All records must be quoted exactly. Omit the pictures.

Records excerpted from a collection:
BEGIN

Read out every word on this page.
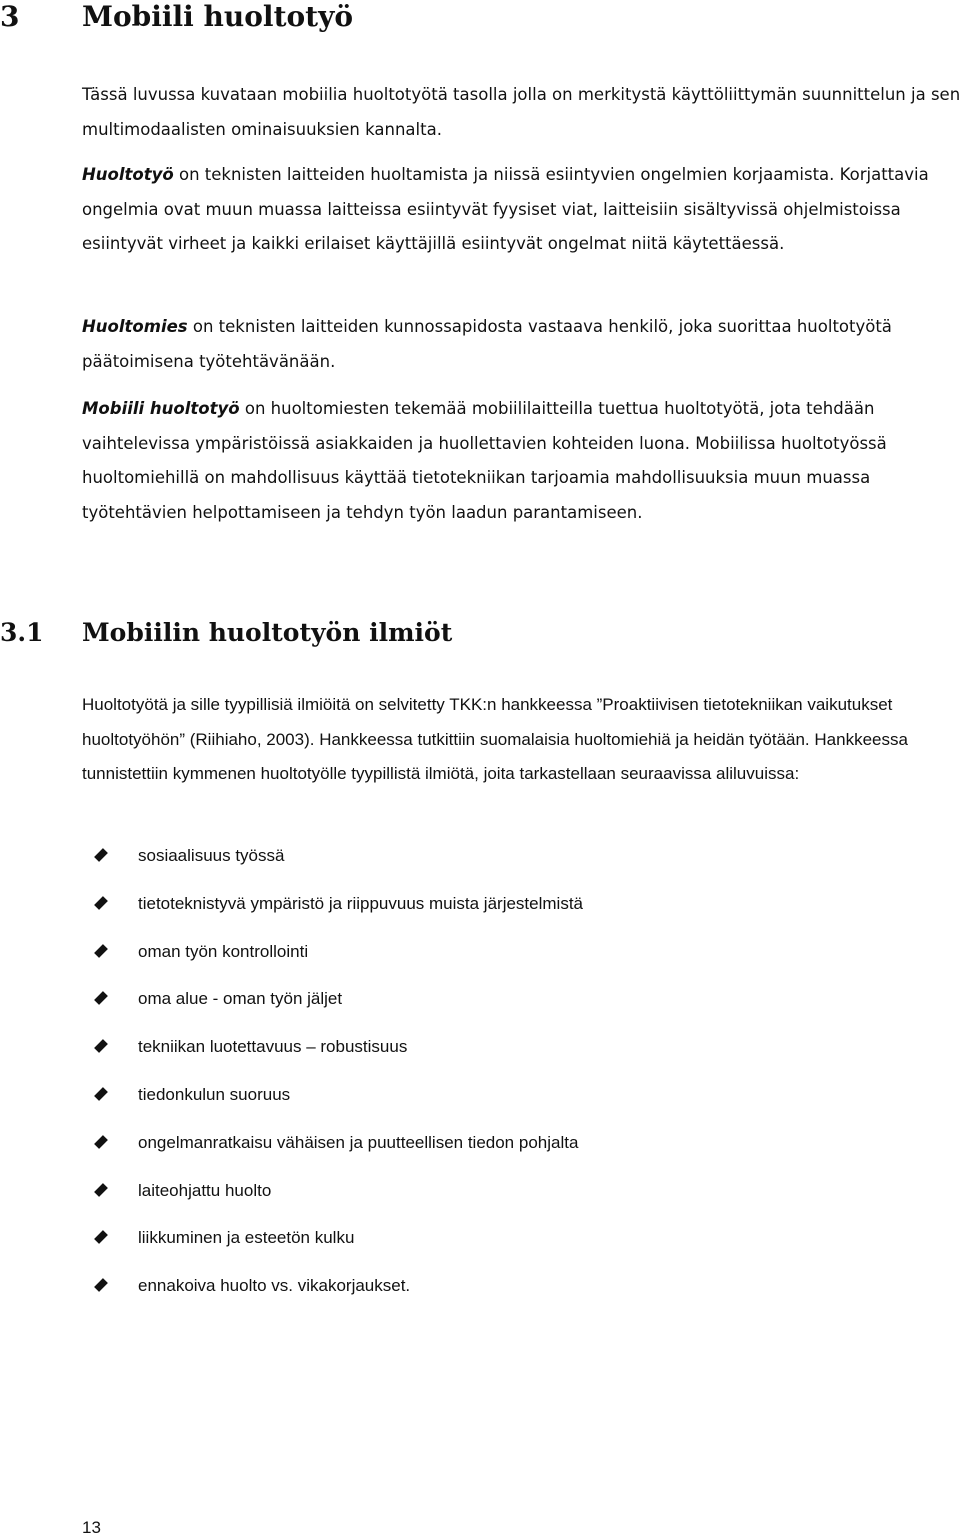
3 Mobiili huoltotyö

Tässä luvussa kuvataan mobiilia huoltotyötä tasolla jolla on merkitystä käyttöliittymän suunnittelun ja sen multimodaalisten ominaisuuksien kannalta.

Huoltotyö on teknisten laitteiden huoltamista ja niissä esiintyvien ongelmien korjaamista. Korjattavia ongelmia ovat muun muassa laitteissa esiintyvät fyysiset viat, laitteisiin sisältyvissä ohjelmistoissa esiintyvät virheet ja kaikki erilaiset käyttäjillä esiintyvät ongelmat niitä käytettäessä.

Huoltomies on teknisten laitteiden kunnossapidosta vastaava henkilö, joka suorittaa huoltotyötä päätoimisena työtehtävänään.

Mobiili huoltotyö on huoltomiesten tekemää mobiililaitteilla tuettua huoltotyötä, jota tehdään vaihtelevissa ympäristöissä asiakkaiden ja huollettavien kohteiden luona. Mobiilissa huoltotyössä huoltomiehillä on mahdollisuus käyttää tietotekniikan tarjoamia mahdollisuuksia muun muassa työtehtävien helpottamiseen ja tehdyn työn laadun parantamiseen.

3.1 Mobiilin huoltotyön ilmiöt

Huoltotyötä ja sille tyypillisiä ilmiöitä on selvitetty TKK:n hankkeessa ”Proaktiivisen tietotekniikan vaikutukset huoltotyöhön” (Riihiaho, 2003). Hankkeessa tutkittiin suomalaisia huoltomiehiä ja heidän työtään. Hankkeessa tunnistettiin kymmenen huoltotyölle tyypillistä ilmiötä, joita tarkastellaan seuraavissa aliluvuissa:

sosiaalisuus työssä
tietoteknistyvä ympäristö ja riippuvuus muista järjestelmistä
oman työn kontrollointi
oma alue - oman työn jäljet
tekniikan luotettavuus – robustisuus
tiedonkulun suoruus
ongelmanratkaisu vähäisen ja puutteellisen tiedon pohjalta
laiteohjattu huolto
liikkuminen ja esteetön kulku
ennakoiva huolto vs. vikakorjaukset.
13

END

→ Solution to this task
Read out every word on this page.
3 Mobiili huoltotyö

Tässä luvussa kuvataan mobiilia huoltotyötä tasolla jolla on merkitystä käyttöliittymän suunnittelun ja sen multimodaalisten ominaisuuksien kannalta.

Huoltotyö on teknisten laitteiden huoltamista ja niissä esiintyvien ongelmien korjaamista. Korjattavia ongelmia ovat muun muassa laitteissa esiintyvät fyysiset viat, laitteisiin sisältyvissä ohjelmistoissa esiintyvät virheet ja kaikki erilaiset käyttäjillä esiintyvät ongelmat niitä käytettäessä.

Huoltomies on teknisten laitteiden kunnossapidosta vastaava henkilö, joka suorittaa huoltotyötä päätoimisena työtehtävänään.

Mobiili huoltotyö on huoltomiesten tekemää mobiililaitteilla tuettua huoltotyötä, jota tehdään vaihtelevissa ympäristöissä asiakkaiden ja huollettavien kohteiden luona. Mobiilissa huoltotyössä huoltomiehillä on mahdollisuus käyttää tietotekniikan tarjoamia mahdollisuuksia muun muassa työtehtävien helpottamiseen ja tehdyn työn laadun parantamiseen.

3.1 Mobiilin huoltotyön ilmiöt

Huoltotyötä ja sille tyypillisiä ilmiöitä on selvitetty TKK:n hankkeessa ”Proaktiivisen tietotekniikan vaikutukset huoltotyöhön” (Riihiaho, 2003). Hankkeessa tutkittiin suomalaisia huoltomiehiä ja heidän työtään. Hankkeessa tunnistettiin kymmenen huoltotyölle tyypillistä ilmiötä, joita tarkastellaan seuraavissa aliluvuissa:

sosiaalisuus työssä
tietoteknistyvä ympäristö ja riippuvuus muista järjestelmistä
oman työn kontrollointi
oma alue - oman työn jäljet
tekniikan luotettavuus – robustisuus
tiedonkulun suoruus
ongelmanratkaisu vähäisen ja puutteellisen tiedon pohjalta
laiteohjattu huolto
liikkuminen ja esteetön kulku
ennakoiva huolto vs. vikakorjaukset.
13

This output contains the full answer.